» **Supplied entries**
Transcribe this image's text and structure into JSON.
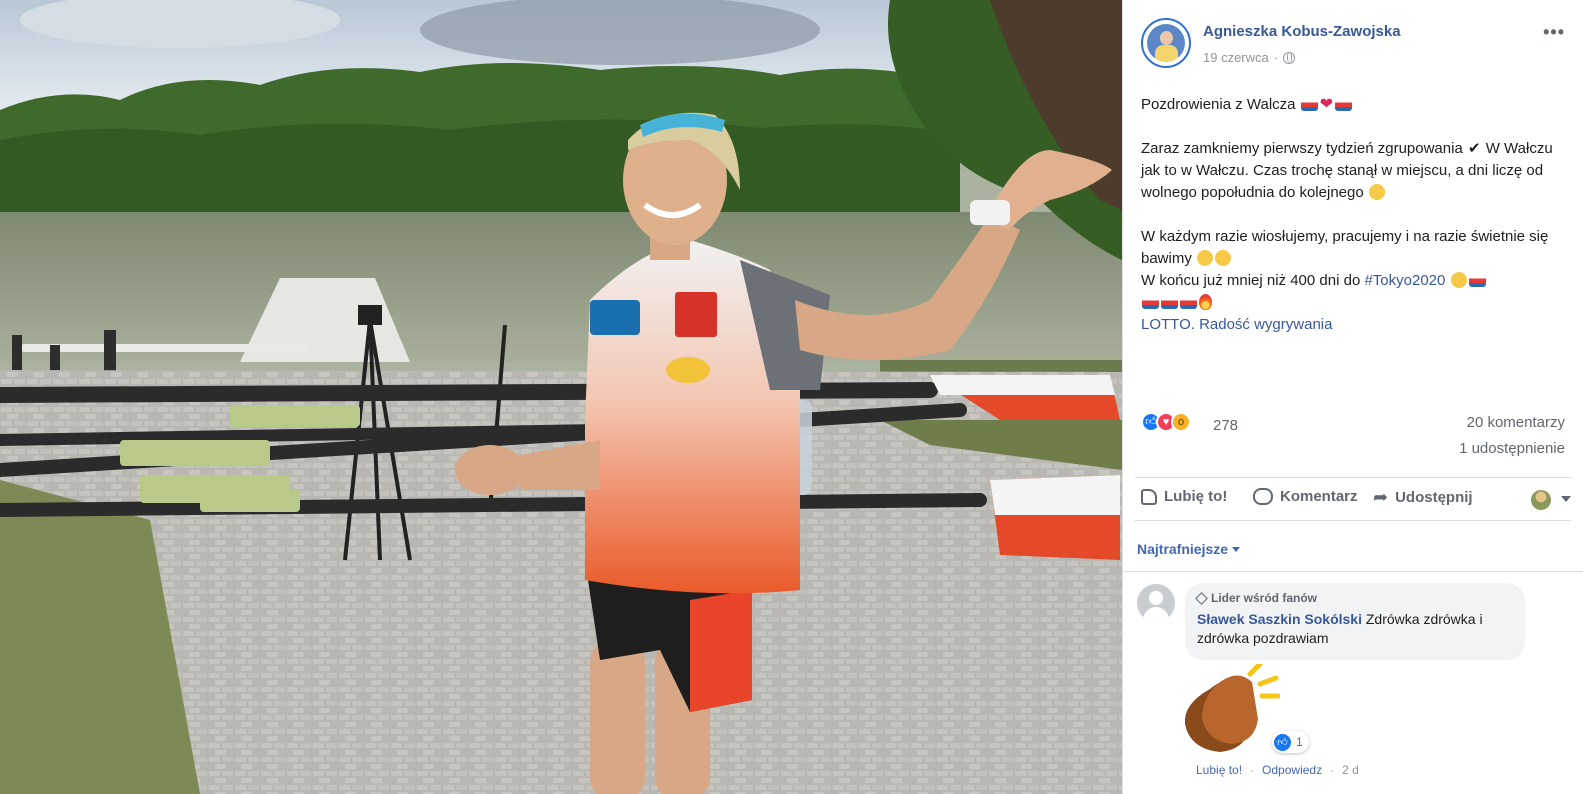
{
  "post": {
    "author": "Agnieszka Kobus-Zawojska",
    "date": "19 czerwca",
    "separator": "·",
    "more_label": "•••",
    "text": {
      "l1": "Pozdrowienia z Walcza",
      "l2": "Zaraz zamkniemy pierwszy tydzień zgrupowania",
      "l3": "W Wałczu jak to w Wałczu. Czas trochę stanął w miejscu, a dni liczę od wolnego popołudnia do kolejnego",
      "l4": "W każdym razie wiosłujemy, pracujemy i na razie świetnie się bawimy",
      "l5": "W końcu już mniej niż 400 dni do",
      "hashtag": "#Tokyo2020",
      "link": "LOTTO. Radość wygrywania"
    }
  },
  "reactions": {
    "count": "278",
    "types": [
      "like-icon",
      "love-icon",
      "wow-icon"
    ],
    "comments": "20 komentarzy",
    "shares": "1 udostępnienie"
  },
  "actions": {
    "like": "Lubię to!",
    "comment": "Komentarz",
    "share": "Udostępnij"
  },
  "sort_label": "Najtrafniejsze",
  "comment": {
    "badge": "Lider wśród fanów",
    "name": "Sławek Saszkin Sokólski",
    "text": "Zdrówka zdrówka i zdrówka pozdrawiam",
    "sticker": "clapping-hands-icon",
    "likes": "1",
    "like_label": "Lubię to!",
    "reply_label": "Odpowiedz",
    "dot": "·",
    "time": "2 d"
  },
  "colors": {
    "link": "#385898",
    "like_blue": "#1877f2",
    "love_red": "#f33e58",
    "wow_yellow": "#f7b125",
    "meta_gray": "#90949c"
  }
}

» **Exercise task**
Quote the records in their entirety, keeping the wording exact and excluding pictures.

» **Solution below**
Transcribe this image's text and structure into JSON.
{
  "post": {
    "author": "Agnieszka Kobus-Zawojska",
    "date": "19 czerwca",
    "separator": "·",
    "more_label": "•••",
    "text": {
      "l1": "Pozdrowienia z Walcza",
      "l2": "Zaraz zamkniemy pierwszy tydzień zgrupowania",
      "l3": "W Wałczu jak to w Wałczu. Czas trochę stanął w miejscu, a dni liczę od wolnego popołudnia do kolejnego",
      "l4": "W każdym razie wiosłujemy, pracujemy i na razie świetnie się bawimy",
      "l5": "W końcu już mniej niż 400 dni do",
      "hashtag": "#Tokyo2020",
      "link": "LOTTO. Radość wygrywania"
    }
  },
  "reactions": {
    "count": "278",
    "types": [
      "like-icon",
      "love-icon",
      "wow-icon"
    ],
    "comments": "20 komentarzy",
    "shares": "1 udostępnienie"
  },
  "actions": {
    "like": "Lubię to!",
    "comment": "Komentarz",
    "share": "Udostępnij"
  },
  "sort_label": "Najtrafniejsze",
  "comment": {
    "badge": "Lider wśród fanów",
    "name": "Sławek Saszkin Sokólski",
    "text": "Zdrówka zdrówka i zdrówka pozdrawiam",
    "sticker": "clapping-hands-icon",
    "likes": "1",
    "like_label": "Lubię to!",
    "reply_label": "Odpowiedz",
    "dot": "·",
    "time": "2 d"
  },
  "colors": {
    "link": "#385898",
    "like_blue": "#1877f2",
    "love_red": "#f33e58",
    "wow_yellow": "#f7b125",
    "meta_gray": "#90949c"
  }
}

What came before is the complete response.